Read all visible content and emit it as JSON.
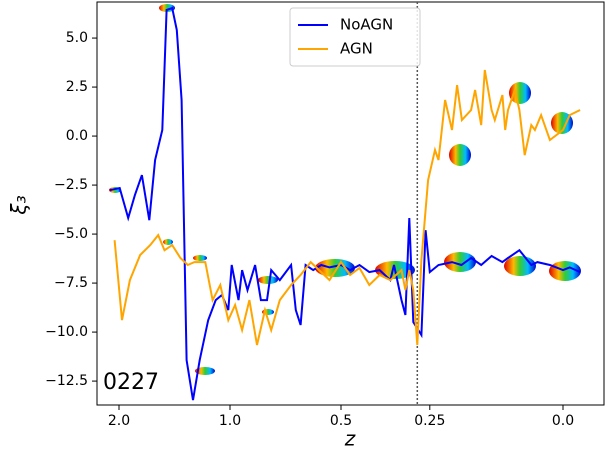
{
  "chart_data": {
    "type": "line",
    "x_label": "z",
    "y_label": "ξ₃",
    "annotation": "0227",
    "xscale": "one-over-one-plus",
    "xlim": [
      2.33,
      -0.058
    ],
    "xticks": [
      {
        "value": 2,
        "label": "2.0"
      },
      {
        "value": 1,
        "label": "1.0"
      },
      0.5,
      0.25,
      {
        "value": 0,
        "label": "0.0"
      }
    ],
    "ylim": [
      -13.72,
      6.84
    ],
    "yticks": [
      {
        "value": 5,
        "label": "5.0"
      },
      2.5,
      {
        "value": 0,
        "label": "0.0"
      },
      {
        "value": -2.5,
        "label": "−2.5"
      },
      {
        "value": -5,
        "label": "−5.0"
      },
      {
        "value": -7.5,
        "label": "−7.5"
      },
      {
        "value": -10,
        "label": "−10.0"
      },
      {
        "value": -12.5,
        "label": "−12.5"
      }
    ],
    "vline": 0.28,
    "legend": "upper-center",
    "series": [
      {
        "name": "NoAGN",
        "color": "#0000ff",
        "x": [
          2.13,
          1.99,
          1.88,
          1.8,
          1.72,
          1.64,
          1.58,
          1.51,
          1.47,
          1.42,
          1.38,
          1.34,
          1.3,
          1.25,
          1.2,
          1.14,
          1.09,
          1.05,
          1.01,
          0.99,
          0.95,
          0.93,
          0.9,
          0.86,
          0.83,
          0.8,
          0.78,
          0.74,
          0.69,
          0.67,
          0.65,
          0.63,
          0.6,
          0.57,
          0.54,
          0.5,
          0.47,
          0.44,
          0.41,
          0.38,
          0.35,
          0.34,
          0.32,
          0.31,
          0.3,
          0.29,
          0.27,
          0.26,
          0.25,
          0.23,
          0.2,
          0.18,
          0.16,
          0.14,
          0.12,
          0.1,
          0.09,
          0.07,
          0.05,
          0.04,
          0.02,
          0.0,
          -0.01,
          -0.025
        ],
        "values": [
          -2.76,
          -2.65,
          -4.18,
          -3.01,
          -1.99,
          -4.29,
          -1.22,
          0.31,
          6.43,
          6.53,
          5.41,
          1.84,
          -11.43,
          -13.47,
          -11.43,
          -9.39,
          -8.37,
          -8.11,
          -8.88,
          -6.58,
          -8.37,
          -6.84,
          -7.86,
          -6.58,
          -8.37,
          -8.37,
          -6.84,
          -7.35,
          -6.58,
          -8.88,
          -9.64,
          -6.58,
          -6.84,
          -6.58,
          -6.7,
          -6.58,
          -6.84,
          -6.58,
          -6.94,
          -6.84,
          -7.35,
          -6.58,
          -8.37,
          -9.13,
          -4.18,
          -9.49,
          -10.15,
          -4.8,
          -6.94,
          -6.58,
          -6.43,
          -6.58,
          -6.22,
          -6.58,
          -6.12,
          -6.43,
          -6.22,
          -5.82,
          -6.58,
          -6.43,
          -6.58,
          -6.84,
          -6.7,
          -6.94
        ]
      },
      {
        "name": "AGN",
        "color": "#ffa500",
        "x": [
          2.06,
          1.96,
          1.86,
          1.74,
          1.63,
          1.55,
          1.49,
          1.42,
          1.35,
          1.29,
          1.24,
          1.16,
          1.11,
          1.06,
          1.01,
          0.97,
          0.93,
          0.89,
          0.85,
          0.81,
          0.78,
          0.74,
          0.69,
          0.65,
          0.61,
          0.57,
          0.54,
          0.5,
          0.47,
          0.44,
          0.41,
          0.38,
          0.35,
          0.32,
          0.31,
          0.3,
          0.29,
          0.28,
          0.27,
          0.254,
          0.238,
          0.23,
          0.215,
          0.2,
          0.189,
          0.179,
          0.16,
          0.152,
          0.14,
          0.133,
          0.12,
          0.114,
          0.1,
          0.095,
          0.09,
          0.078,
          0.07,
          0.061,
          0.05,
          0.044,
          0.034,
          0.02,
          0.0,
          -0.01,
          -0.025
        ],
        "values": [
          -5.31,
          -9.39,
          -7.35,
          -6.07,
          -5.56,
          -5.05,
          -5.82,
          -5.56,
          -6.22,
          -6.58,
          -6.43,
          -6.43,
          -8.37,
          -7.6,
          -9.39,
          -8.62,
          -9.9,
          -8.37,
          -10.66,
          -8.88,
          -9.9,
          -8.37,
          -7.6,
          -7.09,
          -6.43,
          -6.94,
          -7.35,
          -6.43,
          -7.09,
          -6.73,
          -7.6,
          -7.09,
          -7.35,
          -6.84,
          -7.86,
          -6.84,
          -7.86,
          -10.66,
          -6.33,
          -2.24,
          -0.71,
          -1.22,
          1.84,
          0.31,
          2.6,
          0.82,
          1.33,
          2.35,
          0.56,
          3.37,
          1.33,
          0.82,
          2.09,
          0.31,
          1.33,
          2.35,
          1.33,
          -0.97,
          0.56,
          0.31,
          1.07,
          -0.2,
          0.31,
          1.07,
          1.33
        ]
      }
    ]
  }
}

[Given instruction]
From the material above, copy everything exactly but the pictures.

[The reply]
Read all visible content and emit it as JSON.
{
  "chart_data": {
    "type": "line",
    "x_label": "z",
    "y_label": "ξ₃",
    "annotation": "0227",
    "xscale": "one-over-one-plus",
    "xlim": [
      2.33,
      -0.058
    ],
    "xticks": [
      {
        "value": 2,
        "label": "2.0"
      },
      {
        "value": 1,
        "label": "1.0"
      },
      0.5,
      0.25,
      {
        "value": 0,
        "label": "0.0"
      }
    ],
    "ylim": [
      -13.72,
      6.84
    ],
    "yticks": [
      {
        "value": 5,
        "label": "5.0"
      },
      2.5,
      {
        "value": 0,
        "label": "0.0"
      },
      {
        "value": -2.5,
        "label": "−2.5"
      },
      {
        "value": -5,
        "label": "−5.0"
      },
      {
        "value": -7.5,
        "label": "−7.5"
      },
      {
        "value": -10,
        "label": "−10.0"
      },
      {
        "value": -12.5,
        "label": "−12.5"
      }
    ],
    "vline": 0.28,
    "legend": "upper-center",
    "series": [
      {
        "name": "NoAGN",
        "color": "#0000ff",
        "x": [
          2.13,
          1.99,
          1.88,
          1.8,
          1.72,
          1.64,
          1.58,
          1.51,
          1.47,
          1.42,
          1.38,
          1.34,
          1.3,
          1.25,
          1.2,
          1.14,
          1.09,
          1.05,
          1.01,
          0.99,
          0.95,
          0.93,
          0.9,
          0.86,
          0.83,
          0.8,
          0.78,
          0.74,
          0.69,
          0.67,
          0.65,
          0.63,
          0.6,
          0.57,
          0.54,
          0.5,
          0.47,
          0.44,
          0.41,
          0.38,
          0.35,
          0.34,
          0.32,
          0.31,
          0.3,
          0.29,
          0.27,
          0.26,
          0.25,
          0.23,
          0.2,
          0.18,
          0.16,
          0.14,
          0.12,
          0.1,
          0.09,
          0.07,
          0.05,
          0.04,
          0.02,
          0.0,
          -0.01,
          -0.025
        ],
        "values": [
          -2.76,
          -2.65,
          -4.18,
          -3.01,
          -1.99,
          -4.29,
          -1.22,
          0.31,
          6.43,
          6.53,
          5.41,
          1.84,
          -11.43,
          -13.47,
          -11.43,
          -9.39,
          -8.37,
          -8.11,
          -8.88,
          -6.58,
          -8.37,
          -6.84,
          -7.86,
          -6.58,
          -8.37,
          -8.37,
          -6.84,
          -7.35,
          -6.58,
          -8.88,
          -9.64,
          -6.58,
          -6.84,
          -6.58,
          -6.7,
          -6.58,
          -6.84,
          -6.58,
          -6.94,
          -6.84,
          -7.35,
          -6.58,
          -8.37,
          -9.13,
          -4.18,
          -9.49,
          -10.15,
          -4.8,
          -6.94,
          -6.58,
          -6.43,
          -6.58,
          -6.22,
          -6.58,
          -6.12,
          -6.43,
          -6.22,
          -5.82,
          -6.58,
          -6.43,
          -6.58,
          -6.84,
          -6.7,
          -6.94
        ]
      },
      {
        "name": "AGN",
        "color": "#ffa500",
        "x": [
          2.06,
          1.96,
          1.86,
          1.74,
          1.63,
          1.55,
          1.49,
          1.42,
          1.35,
          1.29,
          1.24,
          1.16,
          1.11,
          1.06,
          1.01,
          0.97,
          0.93,
          0.89,
          0.85,
          0.81,
          0.78,
          0.74,
          0.69,
          0.65,
          0.61,
          0.57,
          0.54,
          0.5,
          0.47,
          0.44,
          0.41,
          0.38,
          0.35,
          0.32,
          0.31,
          0.3,
          0.29,
          0.28,
          0.27,
          0.254,
          0.238,
          0.23,
          0.215,
          0.2,
          0.189,
          0.179,
          0.16,
          0.152,
          0.14,
          0.133,
          0.12,
          0.114,
          0.1,
          0.095,
          0.09,
          0.078,
          0.07,
          0.061,
          0.05,
          0.044,
          0.034,
          0.02,
          0.0,
          -0.01,
          -0.025
        ],
        "values": [
          -5.31,
          -9.39,
          -7.35,
          -6.07,
          -5.56,
          -5.05,
          -5.82,
          -5.56,
          -6.22,
          -6.58,
          -6.43,
          -6.43,
          -8.37,
          -7.6,
          -9.39,
          -8.62,
          -9.9,
          -8.37,
          -10.66,
          -8.88,
          -9.9,
          -8.37,
          -7.6,
          -7.09,
          -6.43,
          -6.94,
          -7.35,
          -6.43,
          -7.09,
          -6.73,
          -7.6,
          -7.09,
          -7.35,
          -6.84,
          -7.86,
          -6.84,
          -7.86,
          -10.66,
          -6.33,
          -2.24,
          -0.71,
          -1.22,
          1.84,
          0.31,
          2.6,
          0.82,
          1.33,
          2.35,
          0.56,
          3.37,
          1.33,
          0.82,
          2.09,
          0.31,
          1.33,
          2.35,
          1.33,
          -0.97,
          0.56,
          0.31,
          1.07,
          -0.2,
          0.31,
          1.07,
          1.33
        ]
      }
    ]
  }
}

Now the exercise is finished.